● Material provided:
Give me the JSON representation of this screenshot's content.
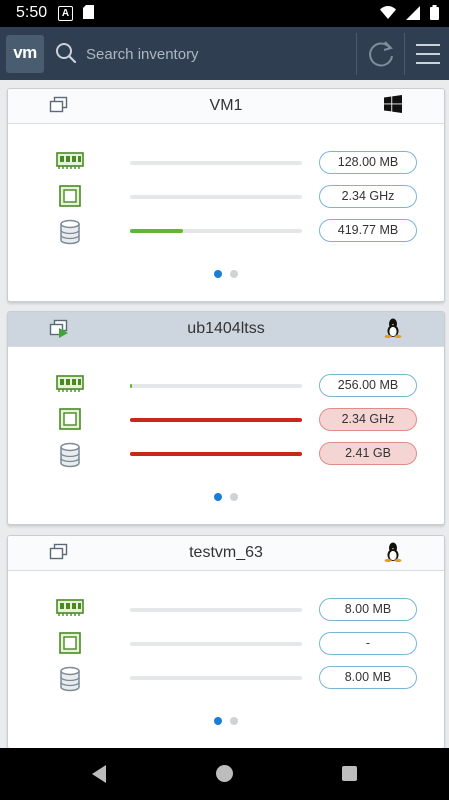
{
  "status_bar": {
    "time": "5:50"
  },
  "header": {
    "logo": "vm",
    "search_placeholder": "Search inventory"
  },
  "colors": {
    "accent": "#1a7fd4",
    "header_bg": "#2f3e50",
    "ok_bar": "#63b630",
    "alert_bar": "#c9271c",
    "alert_pill": "#f5d5d3"
  },
  "vms": [
    {
      "name": "VM1",
      "state_icon": "vm-icon",
      "os_icon": "windows-icon",
      "memory": {
        "label": "128.00 MB",
        "usage": 0.0,
        "alert": false
      },
      "cpu": {
        "label": "2.34 GHz",
        "usage": 0.0,
        "alert": false
      },
      "storage": {
        "label": "419.77 MB",
        "usage": 0.31,
        "alert": false
      },
      "page": 1,
      "pages": 2
    },
    {
      "name": "ub1404ltss",
      "state_icon": "vm-powered-on-icon",
      "os_icon": "linux-icon",
      "memory": {
        "label": "256.00 MB",
        "usage": 0.01,
        "alert": false
      },
      "cpu": {
        "label": "2.34 GHz",
        "usage": 1.0,
        "alert": true
      },
      "storage": {
        "label": "2.41 GB",
        "usage": 1.0,
        "alert": true
      },
      "page": 1,
      "pages": 2
    },
    {
      "name": "testvm_63",
      "state_icon": "vm-icon",
      "os_icon": "linux-icon",
      "memory": {
        "label": "8.00 MB",
        "usage": 0.0,
        "alert": false
      },
      "cpu": {
        "label": "-",
        "usage": 0.0,
        "alert": false
      },
      "storage": {
        "label": "8.00 MB",
        "usage": 0.0,
        "alert": false
      },
      "page": 1,
      "pages": 2
    }
  ]
}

● Problem to work on: Look over the listing. Pull out every line with the string "label" in it.

● Task answer:
        "label": "128.00 MB",
        "label": "2.34 GHz",
        "label": "419.77 MB",
        "label": "256.00 MB",
        "label": "2.34 GHz",
        "label": "2.41 GB",
        "label": "8.00 MB",
        "label": "-",
        "label": "8.00 MB",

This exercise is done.